— DIRECTION —
Pictures appear in the records below; write out everything else exactly.

Records excerpted from a collection
● ● ● ● ● ● ●

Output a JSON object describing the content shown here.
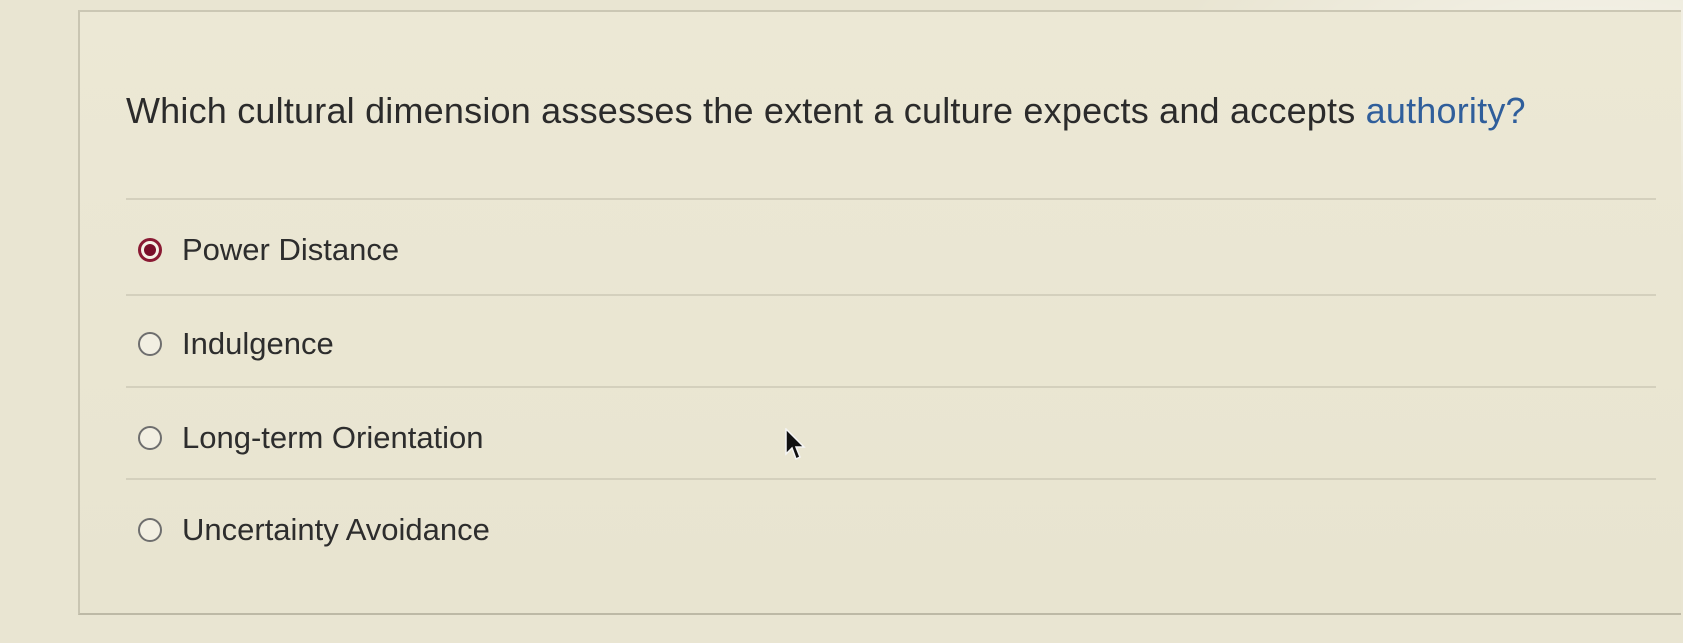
{
  "question": {
    "text_before": "Which cultural dimension assesses the extent a culture expects and accepts ",
    "text_link": "authority?"
  },
  "options": [
    {
      "label": "Power Distance",
      "selected": true
    },
    {
      "label": "Indulgence",
      "selected": false
    },
    {
      "label": "Long-term Orientation",
      "selected": false
    },
    {
      "label": "Uncertainty Avoidance",
      "selected": false
    }
  ],
  "colors": {
    "background": "#e9e5d2",
    "selected_radio": "#7a0f2a",
    "link": "#2f5e9b"
  },
  "icons": {
    "pointer": "mouse-pointer-icon"
  }
}
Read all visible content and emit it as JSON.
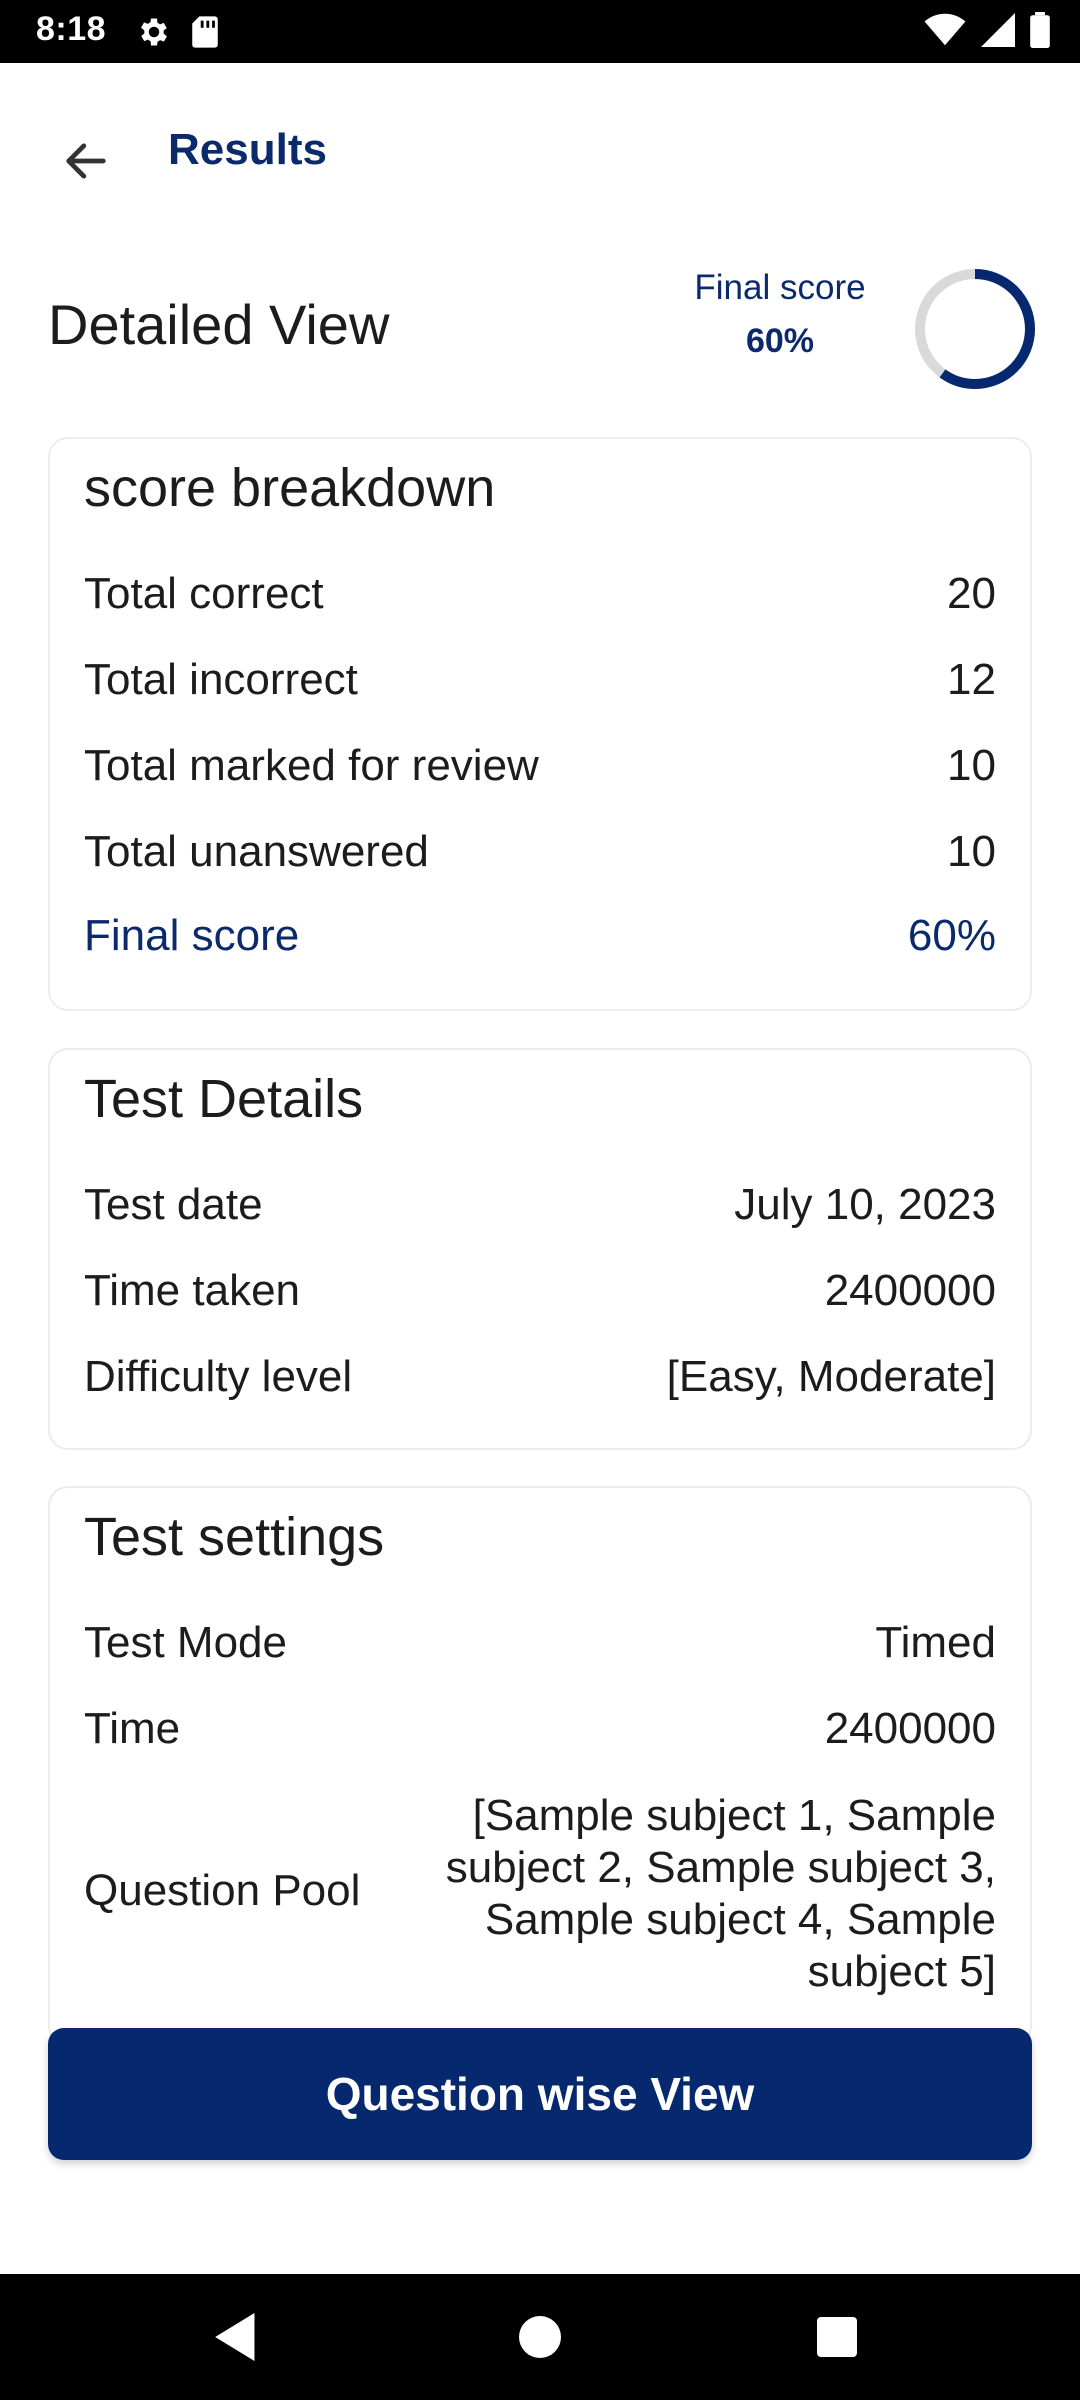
{
  "status_bar": {
    "time": "8:18"
  },
  "app_bar": {
    "title": "Results"
  },
  "header": {
    "title": "Detailed View",
    "final_score_label": "Final score",
    "final_score_value": "60%",
    "score_fraction": 0.6
  },
  "score_breakdown": {
    "title": "score breakdown",
    "rows": [
      {
        "label": "Total correct",
        "value": "20"
      },
      {
        "label": "Total incorrect",
        "value": "12"
      },
      {
        "label": "Total marked for review",
        "value": "10"
      },
      {
        "label": "Total unanswered",
        "value": "10"
      },
      {
        "label": "Final score",
        "value": "60%"
      }
    ]
  },
  "test_details": {
    "title": "Test Details",
    "rows": [
      {
        "label": "Test date",
        "value": "July 10, 2023"
      },
      {
        "label": "Time taken",
        "value": "2400000"
      },
      {
        "label": "Difficulty level",
        "value": "[Easy, Moderate]"
      }
    ]
  },
  "test_settings": {
    "title": "Test settings",
    "rows": [
      {
        "label": "Test Mode",
        "value": "Timed"
      },
      {
        "label": "Time",
        "value": "2400000"
      },
      {
        "label": "Question Pool",
        "value": "[Sample subject 1, Sample subject 2, Sample subject 3, Sample subject 4, Sample subject 5]"
      }
    ]
  },
  "actions": {
    "primary_label": "Question wise View"
  },
  "colors": {
    "accent": "#0b2a6b",
    "button": "#06286e",
    "ring_track": "#d9d9d9"
  },
  "icons": [
    "settings-icon",
    "sd-card-icon",
    "wifi-icon",
    "signal-icon",
    "battery-icon",
    "back-arrow-icon",
    "nav-back-icon",
    "nav-home-icon",
    "nav-recents-icon"
  ]
}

● ● ● ● ● ● ●

— EXERCISE RESULT —
Output a JSON object describing the content shown here.
{
  "question": {
    "text_before": "Which cultural dimension assesses the extent a culture expects and accepts ",
    "text_link": "authority?"
  },
  "options": [
    {
      "label": "Power Distance",
      "selected": true
    },
    {
      "label": "Indulgence",
      "selected": false
    },
    {
      "label": "Long-term Orientation",
      "selected": false
    },
    {
      "label": "Uncertainty Avoidance",
      "selected": false
    }
  ],
  "colors": {
    "background": "#e9e5d2",
    "selected_radio": "#7a0f2a",
    "link": "#2f5e9b"
  },
  "icons": {
    "pointer": "mouse-pointer-icon"
  }
}
Read all visible content and emit it as JSON.
{
  "status_bar": {
    "time": "8:18"
  },
  "app_bar": {
    "title": "Results"
  },
  "header": {
    "title": "Detailed View",
    "final_score_label": "Final score",
    "final_score_value": "60%",
    "score_fraction": 0.6
  },
  "score_breakdown": {
    "title": "score breakdown",
    "rows": [
      {
        "label": "Total correct",
        "value": "20"
      },
      {
        "label": "Total incorrect",
        "value": "12"
      },
      {
        "label": "Total marked for review",
        "value": "10"
      },
      {
        "label": "Total unanswered",
        "value": "10"
      },
      {
        "label": "Final score",
        "value": "60%"
      }
    ]
  },
  "test_details": {
    "title": "Test Details",
    "rows": [
      {
        "label": "Test date",
        "value": "July 10, 2023"
      },
      {
        "label": "Time taken",
        "value": "2400000"
      },
      {
        "label": "Difficulty level",
        "value": "[Easy, Moderate]"
      }
    ]
  },
  "test_settings": {
    "title": "Test settings",
    "rows": [
      {
        "label": "Test Mode",
        "value": "Timed"
      },
      {
        "label": "Time",
        "value": "2400000"
      },
      {
        "label": "Question Pool",
        "value": "[Sample subject 1, Sample subject 2, Sample subject 3, Sample subject 4, Sample subject 5]"
      }
    ]
  },
  "actions": {
    "primary_label": "Question wise View"
  },
  "colors": {
    "accent": "#0b2a6b",
    "button": "#06286e",
    "ring_track": "#d9d9d9"
  },
  "icons": [
    "settings-icon",
    "sd-card-icon",
    "wifi-icon",
    "signal-icon",
    "battery-icon",
    "back-arrow-icon",
    "nav-back-icon",
    "nav-home-icon",
    "nav-recents-icon"
  ]
}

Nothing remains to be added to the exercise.